WHAT YOU WILL DO —
Identify the lines holding "true" and copy them.

(Stored items from a collection)
%%

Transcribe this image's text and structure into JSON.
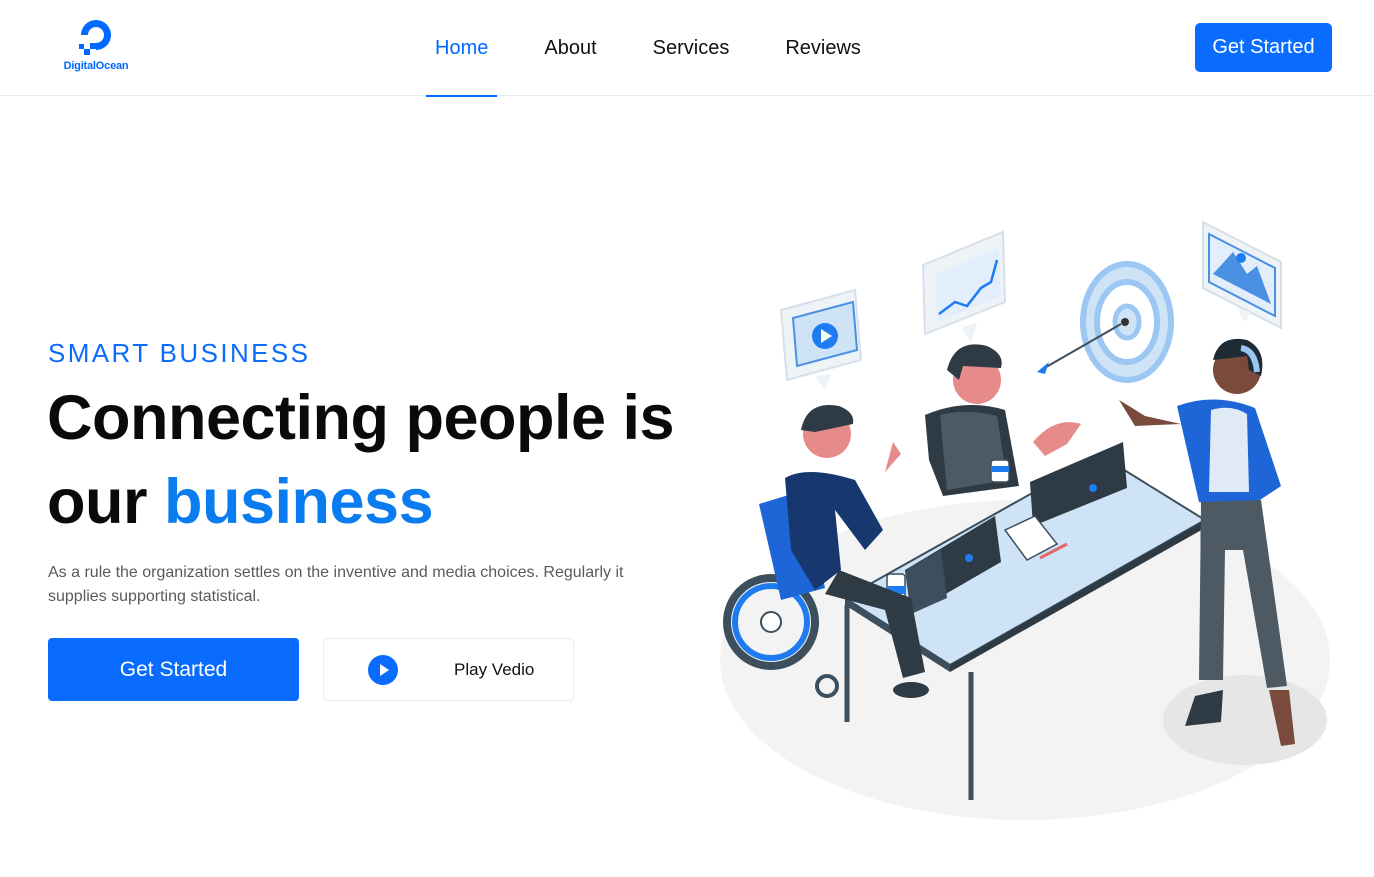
{
  "brand": {
    "name": "DigitalOcean",
    "color": "#0069ff"
  },
  "nav": {
    "items": [
      {
        "label": "Home",
        "active": true
      },
      {
        "label": "About",
        "active": false
      },
      {
        "label": "Services",
        "active": false
      },
      {
        "label": "Reviews",
        "active": false
      }
    ],
    "cta_label": "Get Started"
  },
  "hero": {
    "eyebrow": "SMART BUSINESS",
    "headline_part1": "Connecting people is our",
    "headline_accent": "business",
    "description": "As a rule the organization settles on the inventive and media choices. Regularly it supplies supporting statistical.",
    "primary_label": "Get Started",
    "video_label": "Play Vedio",
    "illustration_icon": "team-meeting-illustration"
  },
  "colors": {
    "accent": "#0a6cff",
    "text": "#0a0a0a",
    "muted": "#5a5a5a",
    "light_blue": "#cfe3f7"
  }
}
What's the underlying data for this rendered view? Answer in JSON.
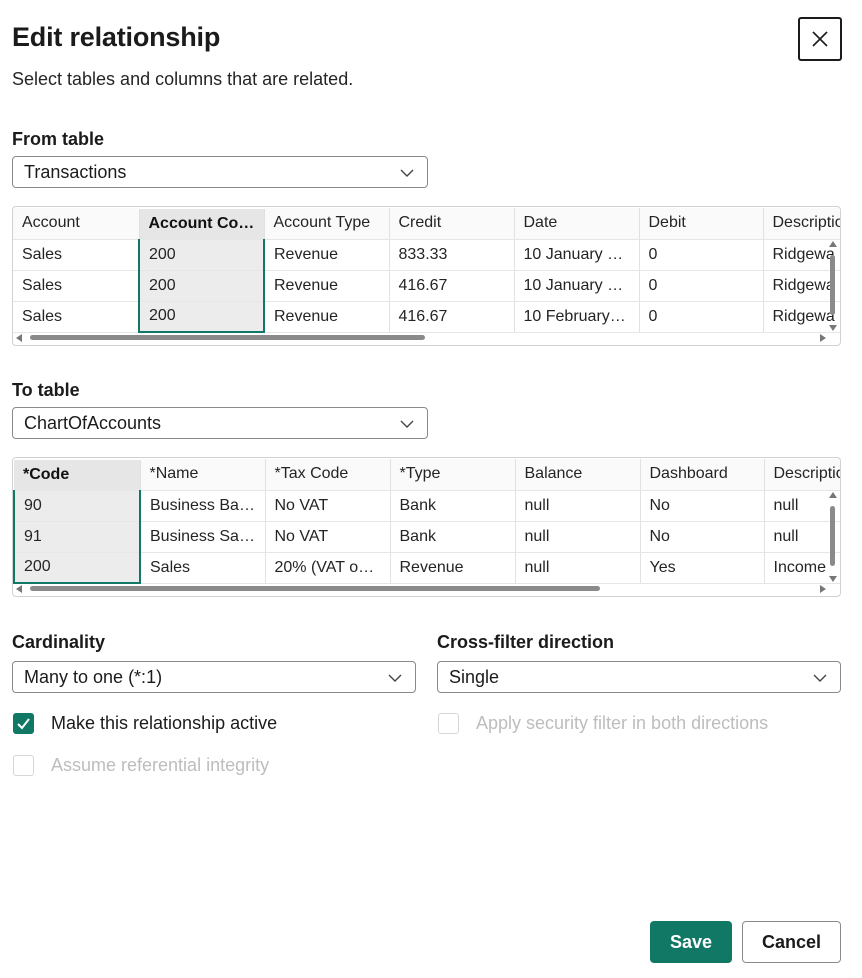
{
  "dialog": {
    "title": "Edit relationship",
    "subtitle": "Select tables and columns that are related.",
    "close_icon": "close-icon"
  },
  "from": {
    "label": "From table",
    "selected": "Transactions",
    "columns": [
      "Account",
      "Account Code",
      "Account Type",
      "Credit",
      "Date",
      "Debit",
      "Descriptio"
    ],
    "selected_column": "Account Code",
    "rows": [
      [
        "Sales",
        "200",
        "Revenue",
        "833.33",
        "10 January 20...",
        "0",
        "Ridgewa"
      ],
      [
        "Sales",
        "200",
        "Revenue",
        "416.67",
        "10 January 20...",
        "0",
        "Ridgewa"
      ],
      [
        "Sales",
        "200",
        "Revenue",
        "416.67",
        "10 February 2...",
        "0",
        "Ridgewa"
      ]
    ]
  },
  "to": {
    "label": "To table",
    "selected": "ChartOfAccounts",
    "columns": [
      "*Code",
      "*Name",
      "*Tax Code",
      "*Type",
      "Balance",
      "Dashboard",
      "Descriptio"
    ],
    "selected_column": "*Code",
    "rows": [
      [
        "90",
        "Business Bank...",
        "No VAT",
        "Bank",
        "null",
        "No",
        "null"
      ],
      [
        "91",
        "Business Savi...",
        "No VAT",
        "Bank",
        "null",
        "No",
        "null"
      ],
      [
        "200",
        "Sales",
        "20% (VAT on I...",
        "Revenue",
        "null",
        "Yes",
        "Income"
      ]
    ]
  },
  "cardinality": {
    "label": "Cardinality",
    "selected": "Many to one (*:1)"
  },
  "crossfilter": {
    "label": "Cross-filter direction",
    "selected": "Single"
  },
  "options": {
    "active": {
      "label": "Make this relationship active",
      "checked": true
    },
    "security": {
      "label": "Apply security filter in both directions",
      "checked": false,
      "disabled": true
    },
    "integrity": {
      "label": "Assume referential integrity",
      "checked": false,
      "disabled": true
    }
  },
  "buttons": {
    "save": "Save",
    "cancel": "Cancel"
  },
  "colors": {
    "accent": "#117865"
  }
}
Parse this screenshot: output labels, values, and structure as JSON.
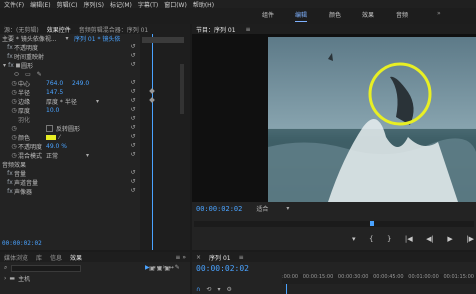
{
  "app": {
    "menu": [
      "文件(F)",
      "编辑(E)",
      "剪辑(C)",
      "序列(S)",
      "标记(M)",
      "字幕(T)",
      "窗口(W)",
      "帮助(H)"
    ],
    "workspaces": [
      "组件",
      "编辑",
      "颜色",
      "效果",
      "音频"
    ],
    "active_workspace": "编辑"
  },
  "left_panel": {
    "tabs": [
      "源：(无剪辑)",
      "效果控件",
      "音频剪辑混合器：序列 01"
    ],
    "active_tab": "效果控件",
    "clip_selector": "主要 * 镜头依像视...",
    "sequence_selector": "序列 01 * 镜头依",
    "sections": {
      "opacity_label": "不透明度",
      "time_remap": "时间重映射",
      "circle_label": "圆形",
      "center_label": "中心",
      "center_x": "764.0",
      "center_y": "249.0",
      "radius_label": "半径",
      "radius_val": "147.5",
      "edge_label": "边缘",
      "edge_val": "厚度 * 半径",
      "thickness_label": "厚度",
      "thickness_val": "10.0",
      "feather_label": "羽化",
      "invert_circle": "反转圆形",
      "color_label": "颜色",
      "opacity2_label": "不透明度",
      "opacity2_val": "49.0 %",
      "blend_label": "混合模式",
      "blend_val": "正常",
      "audio_effects": "音频效果",
      "volume": "音量",
      "channel_volume": "声道音量",
      "panner": "声像器"
    },
    "timecode": "00:00:02:02",
    "accent_yellow": "#e8ef24"
  },
  "bottom_left": {
    "tabs": [
      "媒体浏览",
      "库",
      "信息",
      "效果"
    ],
    "active_tab": "效果",
    "search_placeholder": "",
    "tree_item": "主机"
  },
  "program": {
    "title": "节目：序列 01",
    "timecode": "00:00:02:02",
    "fit": "适合",
    "overlay_color": "#e8ef24"
  },
  "timeline": {
    "title": "序列 01",
    "timecode": "00:00:02:02",
    "ruler": [
      ":00:00",
      "00:00:15:00",
      "00:00:30:00",
      "00:00:45:00",
      "00:01:00:00",
      "00:01:15:00"
    ]
  }
}
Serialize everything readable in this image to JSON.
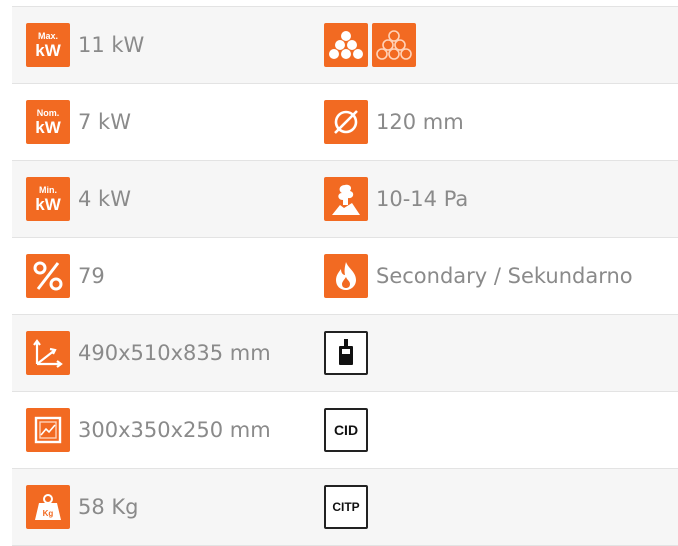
{
  "rows": [
    {
      "left": {
        "icon": "max-kw-icon",
        "icon_top": "Max.",
        "icon_bottom": "kW",
        "value": "11 kW"
      },
      "right": {
        "icon": "pellet-logs-icons",
        "value": ""
      }
    },
    {
      "left": {
        "icon": "nom-kw-icon",
        "icon_top": "Nom.",
        "icon_bottom": "kW",
        "value": "7 kW"
      },
      "right": {
        "icon": "diameter-icon",
        "value": "120 mm"
      }
    },
    {
      "left": {
        "icon": "min-kw-icon",
        "icon_top": "Min.",
        "icon_bottom": "kW",
        "value": "4 kW"
      },
      "right": {
        "icon": "chimney-draft-icon",
        "value": "10-14 Pa"
      }
    },
    {
      "left": {
        "icon": "efficiency-percent-icon",
        "value": "79"
      },
      "right": {
        "icon": "secondary-fire-icon",
        "value": "Secondary / Sekundarno"
      }
    },
    {
      "left": {
        "icon": "dimensions-icon",
        "value": "490x510x835 mm"
      },
      "right": {
        "icon": "remote-control-icon",
        "value": ""
      }
    },
    {
      "left": {
        "icon": "firebox-icon",
        "value": "300x350x250 mm"
      },
      "right": {
        "icon": "cid-icon",
        "icon_text": "CID",
        "value": ""
      }
    },
    {
      "left": {
        "icon": "weight-kg-icon",
        "icon_text": "Kg",
        "value": "58 Kg"
      },
      "right": {
        "icon": "citp-icon",
        "icon_text": "CITP",
        "value": ""
      }
    }
  ],
  "colors": {
    "accent": "#f26a22",
    "text": "#8a8a8a",
    "divider": "#e3e3e3"
  }
}
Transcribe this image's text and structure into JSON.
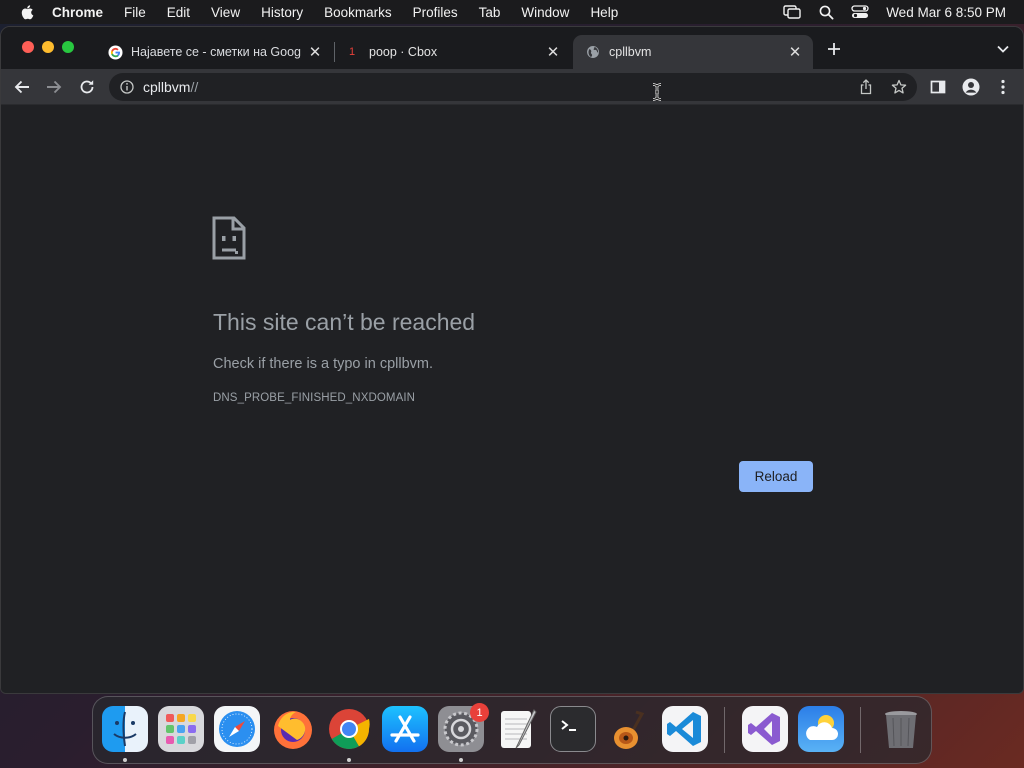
{
  "menubar": {
    "app": "Chrome",
    "items": [
      "File",
      "Edit",
      "View",
      "History",
      "Bookmarks",
      "Profiles",
      "Tab",
      "Window",
      "Help"
    ],
    "clock": "Wed Mar 6  8:50 PM"
  },
  "tabs": [
    {
      "title": "Најавете се - сметки на Google",
      "favicon": "google-icon",
      "active": false
    },
    {
      "title": "poop · Cbox",
      "badge": "1",
      "favicon": "cbox-icon",
      "active": false
    },
    {
      "title": "cpllbvm",
      "favicon": "globe-icon",
      "active": true
    }
  ],
  "omnibox": {
    "url_host": "cpllbvm",
    "url_rest": "//"
  },
  "error_page": {
    "heading": "This site can’t be reached",
    "message": "Check if there is a typo in cpllbvm.",
    "error_code": "DNS_PROBE_FINISHED_NXDOMAIN",
    "reload_label": "Reload"
  },
  "dock": {
    "apps": [
      "finder",
      "launchpad",
      "safari",
      "firefox",
      "chrome",
      "app-store",
      "system-settings",
      "textedit",
      "terminal",
      "garageband",
      "vscode",
      "visual-studio",
      "weather",
      "trash"
    ],
    "settings_badge": "1"
  },
  "colors": {
    "accent": "#8ab4f8",
    "page_bg": "#202124",
    "toolbar_bg": "#35363a",
    "muted_text": "#9aa0a6"
  }
}
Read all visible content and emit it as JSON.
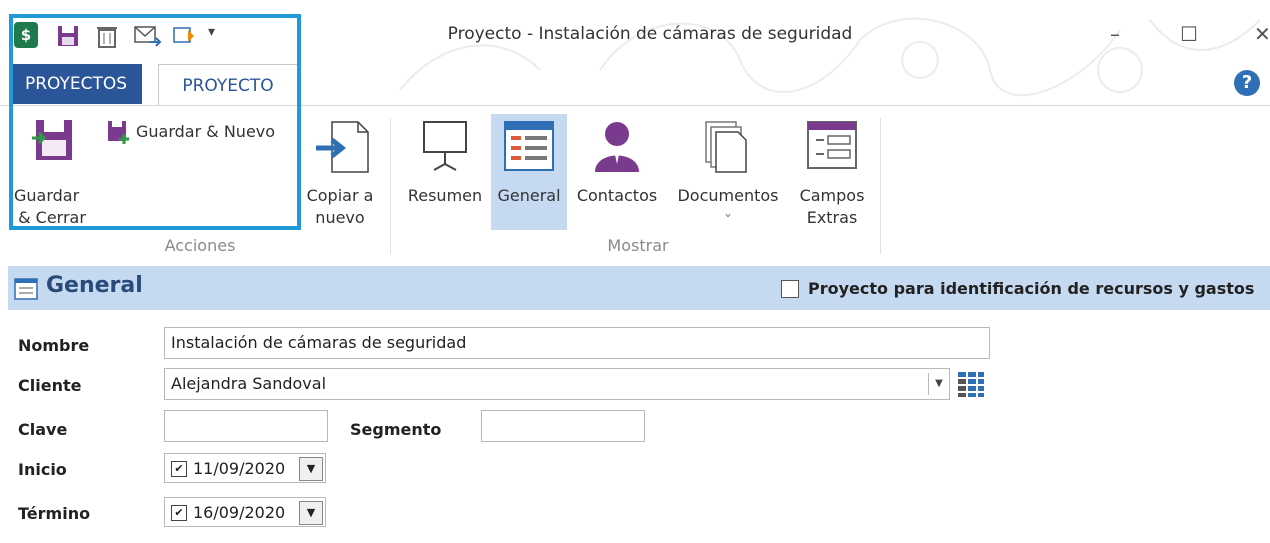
{
  "window": {
    "title": "Proyecto - Instalación de cámaras de seguridad",
    "minimize_glyph": "–",
    "maximize_glyph": "☐",
    "close_glyph": "✕",
    "help_glyph": "?"
  },
  "qat": {
    "qat_more_glyph": "▾"
  },
  "tabs": [
    {
      "label": "PROYECTOS"
    },
    {
      "label": "PROYECTO"
    }
  ],
  "ribbon": {
    "acciones": {
      "group_label": "Acciones",
      "guardar_cerrar_l1": "Guardar",
      "guardar_cerrar_l2": "& Cerrar",
      "guardar_nuevo": "Guardar & Nuevo",
      "copiar_l1": "Copiar a",
      "copiar_l2": "nuevo"
    },
    "mostrar": {
      "group_label": "Mostrar",
      "resumen": "Resumen",
      "general": "General",
      "contactos": "Contactos",
      "documentos": "Documentos",
      "documentos_arrow": "ˇ",
      "campos_l1": "Campos",
      "campos_l2": "Extras"
    }
  },
  "general": {
    "title": "General",
    "recursos_label": "Proyecto para identificación de recursos y gastos",
    "nombre_label": "Nombre",
    "nombre_value": "Instalación de cámaras de seguridad",
    "cliente_label": "Cliente",
    "cliente_value": "Alejandra Sandoval",
    "clave_label": "Clave",
    "clave_value": "",
    "segmento_label": "Segmento",
    "segmento_value": "",
    "inicio_label": "Inicio",
    "inicio_value": "11/09/2020",
    "termino_label": "Término",
    "termino_value": "16/09/2020",
    "check_glyph": "✔",
    "dropdown_glyph": "▼"
  },
  "colors": {
    "accent_blue": "#2a5599",
    "highlight_border": "#1f9ad6",
    "section_header": "#c5d9f1",
    "icon_purple": "#7a3b8f"
  }
}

%%

FULL SOLUTION —
        "active": true
      "checked": true
      "disabled": true
      "disabled": true
      "active": true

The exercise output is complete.